- WHAT NEEDS TO BE DONE:
Go through the entries below and copy each line containing the word "clone".

[Figure collection entries]
.....
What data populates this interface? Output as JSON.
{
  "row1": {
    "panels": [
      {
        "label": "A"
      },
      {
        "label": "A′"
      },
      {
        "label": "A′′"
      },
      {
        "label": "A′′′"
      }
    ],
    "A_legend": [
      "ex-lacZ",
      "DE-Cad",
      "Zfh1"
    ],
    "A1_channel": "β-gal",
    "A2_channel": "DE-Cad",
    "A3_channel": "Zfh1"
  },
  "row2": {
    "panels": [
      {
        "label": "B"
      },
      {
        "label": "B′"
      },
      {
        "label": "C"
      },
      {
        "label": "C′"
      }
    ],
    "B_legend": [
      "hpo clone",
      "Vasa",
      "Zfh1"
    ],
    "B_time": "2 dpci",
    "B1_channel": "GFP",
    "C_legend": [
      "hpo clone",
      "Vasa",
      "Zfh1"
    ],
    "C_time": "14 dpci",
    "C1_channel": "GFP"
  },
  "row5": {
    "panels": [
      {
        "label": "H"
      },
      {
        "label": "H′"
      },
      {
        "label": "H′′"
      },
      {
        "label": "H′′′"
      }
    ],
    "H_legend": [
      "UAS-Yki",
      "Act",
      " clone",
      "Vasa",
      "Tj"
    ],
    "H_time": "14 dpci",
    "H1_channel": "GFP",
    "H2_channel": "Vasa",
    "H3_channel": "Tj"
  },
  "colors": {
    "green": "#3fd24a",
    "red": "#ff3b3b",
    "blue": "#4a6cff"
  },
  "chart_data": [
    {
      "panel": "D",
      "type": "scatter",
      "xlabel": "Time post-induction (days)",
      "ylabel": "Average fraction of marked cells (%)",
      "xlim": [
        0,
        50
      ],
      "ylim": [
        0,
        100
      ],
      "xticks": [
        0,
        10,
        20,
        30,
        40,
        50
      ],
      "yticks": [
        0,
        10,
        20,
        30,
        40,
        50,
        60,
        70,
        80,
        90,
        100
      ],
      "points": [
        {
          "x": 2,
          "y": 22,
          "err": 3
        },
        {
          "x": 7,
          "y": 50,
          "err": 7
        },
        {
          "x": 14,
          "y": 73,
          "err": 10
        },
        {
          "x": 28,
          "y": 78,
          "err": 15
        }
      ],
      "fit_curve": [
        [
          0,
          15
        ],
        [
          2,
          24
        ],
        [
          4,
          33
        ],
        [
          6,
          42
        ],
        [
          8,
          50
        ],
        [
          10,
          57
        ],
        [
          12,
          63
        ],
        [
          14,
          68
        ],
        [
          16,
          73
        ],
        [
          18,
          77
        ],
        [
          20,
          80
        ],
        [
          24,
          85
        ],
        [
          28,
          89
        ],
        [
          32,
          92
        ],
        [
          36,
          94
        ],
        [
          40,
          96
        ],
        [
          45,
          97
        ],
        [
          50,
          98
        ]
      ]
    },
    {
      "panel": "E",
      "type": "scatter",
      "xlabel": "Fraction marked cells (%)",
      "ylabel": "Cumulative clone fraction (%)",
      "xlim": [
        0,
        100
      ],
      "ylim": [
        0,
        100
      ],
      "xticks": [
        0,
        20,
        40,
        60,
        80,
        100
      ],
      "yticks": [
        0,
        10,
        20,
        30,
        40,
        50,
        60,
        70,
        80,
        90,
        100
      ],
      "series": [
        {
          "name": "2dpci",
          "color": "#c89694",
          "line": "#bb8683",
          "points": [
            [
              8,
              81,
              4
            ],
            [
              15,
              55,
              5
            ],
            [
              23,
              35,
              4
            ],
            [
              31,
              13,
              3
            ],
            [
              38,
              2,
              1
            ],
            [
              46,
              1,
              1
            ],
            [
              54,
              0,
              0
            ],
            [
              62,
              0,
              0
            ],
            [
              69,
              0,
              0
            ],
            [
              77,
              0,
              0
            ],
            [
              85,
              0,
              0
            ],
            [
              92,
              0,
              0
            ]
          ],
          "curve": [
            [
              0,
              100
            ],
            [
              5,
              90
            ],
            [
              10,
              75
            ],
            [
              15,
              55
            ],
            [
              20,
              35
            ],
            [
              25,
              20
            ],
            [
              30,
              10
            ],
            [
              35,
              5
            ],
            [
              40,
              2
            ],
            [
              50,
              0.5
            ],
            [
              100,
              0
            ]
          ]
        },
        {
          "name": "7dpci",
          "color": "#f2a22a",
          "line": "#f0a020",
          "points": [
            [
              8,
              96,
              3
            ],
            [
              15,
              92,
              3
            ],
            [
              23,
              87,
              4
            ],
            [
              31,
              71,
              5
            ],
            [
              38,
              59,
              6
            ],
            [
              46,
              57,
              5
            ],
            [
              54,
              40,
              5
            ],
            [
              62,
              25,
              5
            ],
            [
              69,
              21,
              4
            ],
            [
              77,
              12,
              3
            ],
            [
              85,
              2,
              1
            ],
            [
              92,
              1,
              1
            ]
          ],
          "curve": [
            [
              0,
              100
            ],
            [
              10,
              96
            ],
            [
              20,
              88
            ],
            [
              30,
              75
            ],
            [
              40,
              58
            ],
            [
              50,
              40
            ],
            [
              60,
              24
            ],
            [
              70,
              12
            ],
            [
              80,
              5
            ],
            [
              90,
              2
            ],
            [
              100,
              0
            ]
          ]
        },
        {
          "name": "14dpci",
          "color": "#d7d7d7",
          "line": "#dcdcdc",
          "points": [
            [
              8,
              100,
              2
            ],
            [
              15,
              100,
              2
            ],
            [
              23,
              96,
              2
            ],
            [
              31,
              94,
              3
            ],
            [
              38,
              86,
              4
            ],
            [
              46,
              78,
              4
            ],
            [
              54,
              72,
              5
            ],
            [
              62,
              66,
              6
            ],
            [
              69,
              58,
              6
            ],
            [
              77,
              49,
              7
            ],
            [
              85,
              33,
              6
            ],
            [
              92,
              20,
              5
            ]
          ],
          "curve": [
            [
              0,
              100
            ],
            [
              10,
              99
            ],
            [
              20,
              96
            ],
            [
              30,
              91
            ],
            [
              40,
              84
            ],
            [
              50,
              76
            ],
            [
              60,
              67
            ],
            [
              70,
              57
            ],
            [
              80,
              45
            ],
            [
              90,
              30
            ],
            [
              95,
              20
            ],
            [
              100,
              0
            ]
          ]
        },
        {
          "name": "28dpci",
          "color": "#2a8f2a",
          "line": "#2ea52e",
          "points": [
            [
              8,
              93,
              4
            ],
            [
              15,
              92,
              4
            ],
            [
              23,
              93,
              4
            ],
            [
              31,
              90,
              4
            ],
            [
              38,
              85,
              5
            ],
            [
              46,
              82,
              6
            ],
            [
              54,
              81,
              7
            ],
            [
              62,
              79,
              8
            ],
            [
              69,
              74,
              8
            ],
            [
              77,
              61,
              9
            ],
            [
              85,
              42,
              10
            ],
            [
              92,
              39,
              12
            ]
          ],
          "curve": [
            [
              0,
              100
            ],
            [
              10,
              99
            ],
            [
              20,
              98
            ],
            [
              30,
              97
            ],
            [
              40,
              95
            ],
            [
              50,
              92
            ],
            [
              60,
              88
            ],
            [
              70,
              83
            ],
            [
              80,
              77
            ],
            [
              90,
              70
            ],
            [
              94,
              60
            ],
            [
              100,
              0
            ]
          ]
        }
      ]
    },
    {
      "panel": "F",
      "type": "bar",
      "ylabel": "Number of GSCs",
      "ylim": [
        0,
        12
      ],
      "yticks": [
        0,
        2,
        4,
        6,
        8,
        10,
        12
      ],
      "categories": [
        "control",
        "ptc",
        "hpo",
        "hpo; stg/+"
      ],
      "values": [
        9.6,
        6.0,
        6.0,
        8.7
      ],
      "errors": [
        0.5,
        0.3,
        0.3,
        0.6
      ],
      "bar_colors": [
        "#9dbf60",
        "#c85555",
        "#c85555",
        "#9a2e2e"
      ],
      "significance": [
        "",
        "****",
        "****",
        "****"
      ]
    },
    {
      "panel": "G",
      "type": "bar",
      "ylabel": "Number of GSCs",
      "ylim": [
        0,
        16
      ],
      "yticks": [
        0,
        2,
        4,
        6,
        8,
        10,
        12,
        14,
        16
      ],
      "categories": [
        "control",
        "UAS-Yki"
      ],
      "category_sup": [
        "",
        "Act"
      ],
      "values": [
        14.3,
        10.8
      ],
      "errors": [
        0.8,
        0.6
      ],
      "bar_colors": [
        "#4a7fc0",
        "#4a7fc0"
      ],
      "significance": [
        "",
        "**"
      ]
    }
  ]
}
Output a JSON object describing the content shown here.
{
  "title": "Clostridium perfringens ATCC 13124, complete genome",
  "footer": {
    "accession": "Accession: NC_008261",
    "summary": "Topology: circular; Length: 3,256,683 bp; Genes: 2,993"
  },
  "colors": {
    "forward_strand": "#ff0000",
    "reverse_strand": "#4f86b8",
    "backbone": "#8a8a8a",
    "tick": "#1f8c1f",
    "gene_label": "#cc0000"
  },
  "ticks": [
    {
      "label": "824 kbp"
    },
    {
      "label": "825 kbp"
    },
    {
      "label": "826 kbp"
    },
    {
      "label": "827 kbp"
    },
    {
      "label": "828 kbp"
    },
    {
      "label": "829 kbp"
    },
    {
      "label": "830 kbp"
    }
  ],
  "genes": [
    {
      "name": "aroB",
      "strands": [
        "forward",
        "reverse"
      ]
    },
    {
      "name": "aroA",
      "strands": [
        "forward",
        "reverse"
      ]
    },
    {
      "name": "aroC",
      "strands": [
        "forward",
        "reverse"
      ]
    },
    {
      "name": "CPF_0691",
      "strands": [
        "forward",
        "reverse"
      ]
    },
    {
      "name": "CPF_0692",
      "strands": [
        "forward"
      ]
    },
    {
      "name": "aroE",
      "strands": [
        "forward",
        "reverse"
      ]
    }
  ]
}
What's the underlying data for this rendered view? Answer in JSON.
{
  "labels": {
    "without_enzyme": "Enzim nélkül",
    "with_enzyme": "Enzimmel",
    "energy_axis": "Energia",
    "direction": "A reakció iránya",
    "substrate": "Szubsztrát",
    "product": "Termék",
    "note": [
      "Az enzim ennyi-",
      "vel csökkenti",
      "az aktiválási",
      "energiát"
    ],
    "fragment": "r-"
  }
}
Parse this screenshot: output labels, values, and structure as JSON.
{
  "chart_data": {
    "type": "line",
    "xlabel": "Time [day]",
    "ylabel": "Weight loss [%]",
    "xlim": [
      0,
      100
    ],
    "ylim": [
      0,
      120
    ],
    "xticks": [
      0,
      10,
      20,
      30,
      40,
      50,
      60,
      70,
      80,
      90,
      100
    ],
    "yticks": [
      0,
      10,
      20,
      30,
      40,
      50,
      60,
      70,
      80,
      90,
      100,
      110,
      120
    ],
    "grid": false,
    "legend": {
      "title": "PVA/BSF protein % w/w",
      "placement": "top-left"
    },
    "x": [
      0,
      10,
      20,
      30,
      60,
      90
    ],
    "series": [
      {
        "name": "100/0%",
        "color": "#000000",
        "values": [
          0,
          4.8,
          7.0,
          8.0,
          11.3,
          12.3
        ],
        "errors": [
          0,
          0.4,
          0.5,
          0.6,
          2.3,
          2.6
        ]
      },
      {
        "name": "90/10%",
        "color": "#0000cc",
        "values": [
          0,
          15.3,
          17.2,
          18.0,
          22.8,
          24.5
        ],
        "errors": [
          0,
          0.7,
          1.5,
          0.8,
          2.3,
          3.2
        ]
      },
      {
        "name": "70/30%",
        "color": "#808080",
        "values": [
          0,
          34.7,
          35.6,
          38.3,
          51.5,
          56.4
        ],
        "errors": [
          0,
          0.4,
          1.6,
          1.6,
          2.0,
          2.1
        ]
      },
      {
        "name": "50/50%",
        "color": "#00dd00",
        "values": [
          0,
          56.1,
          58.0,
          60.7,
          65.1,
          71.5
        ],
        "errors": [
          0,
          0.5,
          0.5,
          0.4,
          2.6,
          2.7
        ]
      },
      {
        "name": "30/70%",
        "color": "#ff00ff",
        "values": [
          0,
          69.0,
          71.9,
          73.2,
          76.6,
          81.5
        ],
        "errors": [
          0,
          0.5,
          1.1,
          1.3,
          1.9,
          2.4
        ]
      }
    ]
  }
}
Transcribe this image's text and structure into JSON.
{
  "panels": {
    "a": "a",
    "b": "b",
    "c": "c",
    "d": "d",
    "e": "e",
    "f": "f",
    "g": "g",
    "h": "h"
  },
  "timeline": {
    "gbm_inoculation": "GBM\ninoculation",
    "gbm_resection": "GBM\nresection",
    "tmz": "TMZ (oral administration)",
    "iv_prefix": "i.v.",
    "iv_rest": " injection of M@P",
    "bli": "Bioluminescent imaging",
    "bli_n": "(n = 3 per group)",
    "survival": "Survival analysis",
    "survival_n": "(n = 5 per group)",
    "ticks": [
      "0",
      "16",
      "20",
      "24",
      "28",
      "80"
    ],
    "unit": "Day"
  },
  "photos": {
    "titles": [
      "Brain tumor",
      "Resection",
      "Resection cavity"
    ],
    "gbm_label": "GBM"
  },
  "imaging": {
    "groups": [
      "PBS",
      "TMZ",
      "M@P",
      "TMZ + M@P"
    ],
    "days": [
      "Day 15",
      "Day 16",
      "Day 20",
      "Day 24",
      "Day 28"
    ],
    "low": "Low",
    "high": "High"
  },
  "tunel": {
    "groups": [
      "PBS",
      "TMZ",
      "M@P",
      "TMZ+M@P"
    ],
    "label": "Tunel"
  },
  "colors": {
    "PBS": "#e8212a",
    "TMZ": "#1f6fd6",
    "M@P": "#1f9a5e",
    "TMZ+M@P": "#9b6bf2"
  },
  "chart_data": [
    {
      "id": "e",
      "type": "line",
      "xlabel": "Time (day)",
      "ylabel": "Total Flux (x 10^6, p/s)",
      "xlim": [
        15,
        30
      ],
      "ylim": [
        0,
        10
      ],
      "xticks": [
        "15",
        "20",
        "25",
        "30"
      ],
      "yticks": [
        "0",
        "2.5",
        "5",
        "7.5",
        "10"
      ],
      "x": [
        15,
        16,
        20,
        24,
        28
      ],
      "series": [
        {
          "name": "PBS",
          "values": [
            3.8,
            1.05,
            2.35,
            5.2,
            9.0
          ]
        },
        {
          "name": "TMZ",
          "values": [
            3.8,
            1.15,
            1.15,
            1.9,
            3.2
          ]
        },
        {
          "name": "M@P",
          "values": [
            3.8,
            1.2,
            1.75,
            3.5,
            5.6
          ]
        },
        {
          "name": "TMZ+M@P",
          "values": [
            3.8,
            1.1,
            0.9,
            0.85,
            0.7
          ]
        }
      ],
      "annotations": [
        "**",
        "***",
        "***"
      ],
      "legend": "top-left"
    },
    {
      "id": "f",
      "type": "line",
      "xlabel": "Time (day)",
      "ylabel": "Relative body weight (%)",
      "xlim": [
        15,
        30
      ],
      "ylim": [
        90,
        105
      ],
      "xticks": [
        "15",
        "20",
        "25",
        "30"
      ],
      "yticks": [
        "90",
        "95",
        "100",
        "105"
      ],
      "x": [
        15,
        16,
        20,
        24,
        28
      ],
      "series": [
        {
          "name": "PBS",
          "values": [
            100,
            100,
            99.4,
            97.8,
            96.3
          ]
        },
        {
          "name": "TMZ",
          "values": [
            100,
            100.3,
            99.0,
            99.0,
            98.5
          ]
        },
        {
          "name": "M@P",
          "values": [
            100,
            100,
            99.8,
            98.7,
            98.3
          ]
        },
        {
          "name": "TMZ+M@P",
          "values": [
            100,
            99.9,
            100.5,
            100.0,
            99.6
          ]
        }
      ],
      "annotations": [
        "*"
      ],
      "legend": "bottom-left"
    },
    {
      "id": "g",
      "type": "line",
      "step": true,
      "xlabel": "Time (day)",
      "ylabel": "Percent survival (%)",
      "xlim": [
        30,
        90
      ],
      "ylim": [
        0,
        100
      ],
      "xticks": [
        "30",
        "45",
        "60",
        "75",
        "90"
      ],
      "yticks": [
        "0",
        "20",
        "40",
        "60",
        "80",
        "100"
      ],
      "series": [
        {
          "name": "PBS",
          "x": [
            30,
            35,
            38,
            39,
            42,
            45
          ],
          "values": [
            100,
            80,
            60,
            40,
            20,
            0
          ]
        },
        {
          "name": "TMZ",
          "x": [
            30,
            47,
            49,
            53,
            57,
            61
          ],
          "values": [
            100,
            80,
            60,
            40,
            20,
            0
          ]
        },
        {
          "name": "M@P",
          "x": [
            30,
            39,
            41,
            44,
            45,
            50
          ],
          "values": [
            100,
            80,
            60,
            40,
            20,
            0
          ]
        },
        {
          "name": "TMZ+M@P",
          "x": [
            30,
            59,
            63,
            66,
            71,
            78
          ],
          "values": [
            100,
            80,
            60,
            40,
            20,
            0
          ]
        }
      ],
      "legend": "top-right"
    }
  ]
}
.....
- ANSWER BELOW:
      "hpo clone",
      "hpo clone",
      " clone",
      "ylabel": "Cumulative clone fraction (%)",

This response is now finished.